Work instructions: Pick out each line of the records in which the word "Blocker" appears.

Records from a collection of figures:

╭──

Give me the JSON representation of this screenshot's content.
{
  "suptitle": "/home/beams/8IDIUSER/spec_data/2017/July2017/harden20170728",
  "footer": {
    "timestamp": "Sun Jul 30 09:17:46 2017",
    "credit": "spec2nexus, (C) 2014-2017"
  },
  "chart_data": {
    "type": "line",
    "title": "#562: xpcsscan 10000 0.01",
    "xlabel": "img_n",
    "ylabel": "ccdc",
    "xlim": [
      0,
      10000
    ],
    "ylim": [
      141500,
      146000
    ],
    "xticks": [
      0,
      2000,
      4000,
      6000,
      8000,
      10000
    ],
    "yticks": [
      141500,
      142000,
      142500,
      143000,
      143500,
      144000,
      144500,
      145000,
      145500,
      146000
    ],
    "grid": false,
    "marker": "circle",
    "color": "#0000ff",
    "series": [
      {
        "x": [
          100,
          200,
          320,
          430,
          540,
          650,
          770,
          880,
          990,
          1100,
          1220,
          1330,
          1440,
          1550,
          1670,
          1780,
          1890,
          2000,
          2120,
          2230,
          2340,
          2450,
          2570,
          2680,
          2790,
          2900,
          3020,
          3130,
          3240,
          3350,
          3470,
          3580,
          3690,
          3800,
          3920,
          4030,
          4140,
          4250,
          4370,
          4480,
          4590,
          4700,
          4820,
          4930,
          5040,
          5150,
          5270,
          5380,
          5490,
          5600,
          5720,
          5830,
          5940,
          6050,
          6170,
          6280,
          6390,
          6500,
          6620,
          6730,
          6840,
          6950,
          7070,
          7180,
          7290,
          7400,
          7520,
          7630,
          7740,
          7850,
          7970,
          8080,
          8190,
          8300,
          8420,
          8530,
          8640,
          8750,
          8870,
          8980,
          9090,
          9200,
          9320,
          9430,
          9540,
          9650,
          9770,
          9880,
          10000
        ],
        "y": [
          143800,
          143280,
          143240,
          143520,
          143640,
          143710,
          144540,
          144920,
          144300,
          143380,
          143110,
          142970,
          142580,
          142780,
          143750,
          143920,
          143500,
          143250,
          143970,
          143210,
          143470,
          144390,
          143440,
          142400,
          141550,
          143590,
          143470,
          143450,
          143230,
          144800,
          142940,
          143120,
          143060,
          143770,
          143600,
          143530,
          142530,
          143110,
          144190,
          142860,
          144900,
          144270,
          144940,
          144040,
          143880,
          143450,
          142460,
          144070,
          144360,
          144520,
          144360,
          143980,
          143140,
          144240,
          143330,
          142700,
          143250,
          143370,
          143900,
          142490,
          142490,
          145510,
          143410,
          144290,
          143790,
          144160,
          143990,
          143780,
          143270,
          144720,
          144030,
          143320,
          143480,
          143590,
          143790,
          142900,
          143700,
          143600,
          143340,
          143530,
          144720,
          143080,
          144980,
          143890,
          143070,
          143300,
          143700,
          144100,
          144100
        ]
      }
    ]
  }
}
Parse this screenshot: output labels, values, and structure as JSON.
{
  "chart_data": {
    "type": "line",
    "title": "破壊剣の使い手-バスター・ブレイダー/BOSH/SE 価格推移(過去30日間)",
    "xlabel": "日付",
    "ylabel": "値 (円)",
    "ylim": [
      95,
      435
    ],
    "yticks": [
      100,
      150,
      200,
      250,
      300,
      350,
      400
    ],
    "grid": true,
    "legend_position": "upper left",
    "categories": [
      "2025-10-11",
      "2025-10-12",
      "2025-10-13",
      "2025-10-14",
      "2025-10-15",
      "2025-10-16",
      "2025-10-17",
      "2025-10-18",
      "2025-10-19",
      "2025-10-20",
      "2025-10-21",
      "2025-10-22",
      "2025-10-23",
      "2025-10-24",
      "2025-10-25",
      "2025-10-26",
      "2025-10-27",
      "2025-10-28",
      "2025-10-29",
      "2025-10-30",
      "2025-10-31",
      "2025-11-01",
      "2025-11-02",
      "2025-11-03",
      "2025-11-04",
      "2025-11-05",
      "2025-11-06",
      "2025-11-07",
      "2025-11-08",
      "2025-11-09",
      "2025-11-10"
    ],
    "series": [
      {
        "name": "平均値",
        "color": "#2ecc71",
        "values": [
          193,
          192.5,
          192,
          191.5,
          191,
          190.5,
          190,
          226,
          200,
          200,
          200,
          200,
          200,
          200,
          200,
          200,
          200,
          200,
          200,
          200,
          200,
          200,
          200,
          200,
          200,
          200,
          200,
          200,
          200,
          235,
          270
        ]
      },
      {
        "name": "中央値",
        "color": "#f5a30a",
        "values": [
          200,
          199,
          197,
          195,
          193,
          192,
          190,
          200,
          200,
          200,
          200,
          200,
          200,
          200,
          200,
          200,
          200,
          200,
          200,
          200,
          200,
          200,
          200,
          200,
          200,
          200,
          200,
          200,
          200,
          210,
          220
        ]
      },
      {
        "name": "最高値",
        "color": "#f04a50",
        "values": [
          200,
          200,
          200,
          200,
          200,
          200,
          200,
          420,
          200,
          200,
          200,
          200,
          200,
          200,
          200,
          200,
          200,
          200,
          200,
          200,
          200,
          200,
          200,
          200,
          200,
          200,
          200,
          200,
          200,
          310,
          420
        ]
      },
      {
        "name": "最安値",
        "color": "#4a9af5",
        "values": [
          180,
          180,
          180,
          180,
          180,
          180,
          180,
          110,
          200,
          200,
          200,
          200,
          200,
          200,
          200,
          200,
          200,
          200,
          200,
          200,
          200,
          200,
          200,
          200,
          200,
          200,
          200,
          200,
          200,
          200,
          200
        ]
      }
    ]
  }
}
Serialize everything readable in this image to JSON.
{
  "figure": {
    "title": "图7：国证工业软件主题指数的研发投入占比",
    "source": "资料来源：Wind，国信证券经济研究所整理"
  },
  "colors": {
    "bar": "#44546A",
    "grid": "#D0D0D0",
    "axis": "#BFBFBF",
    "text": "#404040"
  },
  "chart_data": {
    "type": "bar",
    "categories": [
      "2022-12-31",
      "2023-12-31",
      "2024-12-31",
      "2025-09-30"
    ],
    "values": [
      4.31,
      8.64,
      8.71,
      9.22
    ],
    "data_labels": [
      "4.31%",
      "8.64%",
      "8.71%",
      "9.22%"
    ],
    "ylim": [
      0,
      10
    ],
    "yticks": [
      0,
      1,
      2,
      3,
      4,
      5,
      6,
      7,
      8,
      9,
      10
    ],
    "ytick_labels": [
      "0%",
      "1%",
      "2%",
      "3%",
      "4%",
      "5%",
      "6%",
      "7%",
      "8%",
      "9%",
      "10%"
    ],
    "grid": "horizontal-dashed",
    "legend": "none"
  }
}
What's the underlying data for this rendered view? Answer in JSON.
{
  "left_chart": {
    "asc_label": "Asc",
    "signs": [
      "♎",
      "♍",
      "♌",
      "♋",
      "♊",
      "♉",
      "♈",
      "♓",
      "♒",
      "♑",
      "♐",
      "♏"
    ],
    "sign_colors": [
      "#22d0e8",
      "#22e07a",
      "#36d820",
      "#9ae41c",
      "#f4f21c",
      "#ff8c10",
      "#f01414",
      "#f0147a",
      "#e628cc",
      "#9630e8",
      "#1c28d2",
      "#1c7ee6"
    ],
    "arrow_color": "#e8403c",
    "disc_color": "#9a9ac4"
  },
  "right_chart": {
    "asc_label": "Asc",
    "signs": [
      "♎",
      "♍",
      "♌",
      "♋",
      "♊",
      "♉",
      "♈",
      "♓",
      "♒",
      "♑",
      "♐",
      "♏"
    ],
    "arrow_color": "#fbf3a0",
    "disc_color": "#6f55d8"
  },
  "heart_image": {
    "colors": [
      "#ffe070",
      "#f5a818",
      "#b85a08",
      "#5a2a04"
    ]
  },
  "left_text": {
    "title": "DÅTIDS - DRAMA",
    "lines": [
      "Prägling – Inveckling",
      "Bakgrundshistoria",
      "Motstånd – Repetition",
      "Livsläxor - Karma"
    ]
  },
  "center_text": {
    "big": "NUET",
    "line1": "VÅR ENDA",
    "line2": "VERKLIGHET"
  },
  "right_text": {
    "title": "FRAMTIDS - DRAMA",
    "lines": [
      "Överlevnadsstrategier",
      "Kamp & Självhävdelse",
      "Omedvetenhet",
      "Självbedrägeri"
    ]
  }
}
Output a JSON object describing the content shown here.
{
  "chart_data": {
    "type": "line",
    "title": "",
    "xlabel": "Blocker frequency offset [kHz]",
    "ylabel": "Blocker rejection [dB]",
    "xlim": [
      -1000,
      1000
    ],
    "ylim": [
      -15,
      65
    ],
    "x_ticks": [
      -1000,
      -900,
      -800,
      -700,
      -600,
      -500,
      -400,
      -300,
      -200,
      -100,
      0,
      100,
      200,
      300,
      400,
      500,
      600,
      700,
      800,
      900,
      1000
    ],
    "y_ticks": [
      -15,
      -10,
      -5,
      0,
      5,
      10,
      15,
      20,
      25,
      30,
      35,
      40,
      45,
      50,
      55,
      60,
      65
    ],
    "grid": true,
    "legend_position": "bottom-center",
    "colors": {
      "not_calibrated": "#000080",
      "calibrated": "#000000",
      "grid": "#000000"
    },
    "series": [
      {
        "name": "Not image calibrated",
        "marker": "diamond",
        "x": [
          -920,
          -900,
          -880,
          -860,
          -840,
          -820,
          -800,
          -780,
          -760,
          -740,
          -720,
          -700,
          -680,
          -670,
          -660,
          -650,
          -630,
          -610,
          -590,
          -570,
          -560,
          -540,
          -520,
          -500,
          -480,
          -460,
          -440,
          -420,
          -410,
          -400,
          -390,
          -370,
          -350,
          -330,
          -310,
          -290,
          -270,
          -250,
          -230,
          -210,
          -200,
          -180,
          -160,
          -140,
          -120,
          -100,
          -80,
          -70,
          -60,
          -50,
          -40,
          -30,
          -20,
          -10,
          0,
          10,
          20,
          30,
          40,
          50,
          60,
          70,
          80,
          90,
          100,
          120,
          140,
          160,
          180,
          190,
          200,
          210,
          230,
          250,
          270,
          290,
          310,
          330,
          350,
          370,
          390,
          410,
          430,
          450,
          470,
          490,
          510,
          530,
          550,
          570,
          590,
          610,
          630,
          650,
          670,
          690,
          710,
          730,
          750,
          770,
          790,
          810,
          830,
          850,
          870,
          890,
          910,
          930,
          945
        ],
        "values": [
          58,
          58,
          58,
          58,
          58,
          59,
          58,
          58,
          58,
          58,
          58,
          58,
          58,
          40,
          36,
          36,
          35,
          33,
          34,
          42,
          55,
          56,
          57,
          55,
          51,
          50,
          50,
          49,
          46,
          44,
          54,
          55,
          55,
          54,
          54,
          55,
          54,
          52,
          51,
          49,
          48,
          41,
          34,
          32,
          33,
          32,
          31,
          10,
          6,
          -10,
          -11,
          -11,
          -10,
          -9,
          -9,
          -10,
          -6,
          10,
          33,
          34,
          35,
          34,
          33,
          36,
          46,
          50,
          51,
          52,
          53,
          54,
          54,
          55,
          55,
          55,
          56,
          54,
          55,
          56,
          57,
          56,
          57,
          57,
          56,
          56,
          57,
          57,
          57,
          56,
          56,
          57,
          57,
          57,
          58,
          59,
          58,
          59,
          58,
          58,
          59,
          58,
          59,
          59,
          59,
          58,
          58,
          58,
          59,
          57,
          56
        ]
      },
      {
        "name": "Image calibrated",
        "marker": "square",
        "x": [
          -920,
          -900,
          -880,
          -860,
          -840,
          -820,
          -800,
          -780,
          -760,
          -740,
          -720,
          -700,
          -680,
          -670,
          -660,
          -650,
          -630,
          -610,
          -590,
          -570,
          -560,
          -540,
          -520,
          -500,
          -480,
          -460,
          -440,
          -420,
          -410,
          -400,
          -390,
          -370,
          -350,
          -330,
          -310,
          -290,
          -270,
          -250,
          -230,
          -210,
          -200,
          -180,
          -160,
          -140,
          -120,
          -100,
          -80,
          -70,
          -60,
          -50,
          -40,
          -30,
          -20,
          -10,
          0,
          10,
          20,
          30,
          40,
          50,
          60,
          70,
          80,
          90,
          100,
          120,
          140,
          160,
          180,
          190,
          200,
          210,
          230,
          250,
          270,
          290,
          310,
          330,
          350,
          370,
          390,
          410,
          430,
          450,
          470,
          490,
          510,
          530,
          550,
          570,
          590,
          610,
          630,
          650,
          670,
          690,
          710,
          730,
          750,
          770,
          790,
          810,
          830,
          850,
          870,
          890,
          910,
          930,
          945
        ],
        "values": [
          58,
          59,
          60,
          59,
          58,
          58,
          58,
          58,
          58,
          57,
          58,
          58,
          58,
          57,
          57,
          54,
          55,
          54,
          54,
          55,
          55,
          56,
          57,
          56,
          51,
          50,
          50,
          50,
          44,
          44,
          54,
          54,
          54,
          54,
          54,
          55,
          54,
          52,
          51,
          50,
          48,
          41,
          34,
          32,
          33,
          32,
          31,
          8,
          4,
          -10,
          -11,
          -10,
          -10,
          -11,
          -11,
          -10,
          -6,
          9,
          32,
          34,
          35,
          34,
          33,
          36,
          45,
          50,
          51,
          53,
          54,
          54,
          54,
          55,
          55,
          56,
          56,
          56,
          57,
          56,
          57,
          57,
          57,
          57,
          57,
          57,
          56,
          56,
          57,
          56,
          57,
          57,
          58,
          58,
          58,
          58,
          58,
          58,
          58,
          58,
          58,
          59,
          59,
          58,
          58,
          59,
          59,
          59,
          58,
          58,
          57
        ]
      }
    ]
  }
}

╰──

Solution to the exercise:
    "xlabel": "Blocker frequency offset [kHz]",
    "ylabel": "Blocker rejection [dB]",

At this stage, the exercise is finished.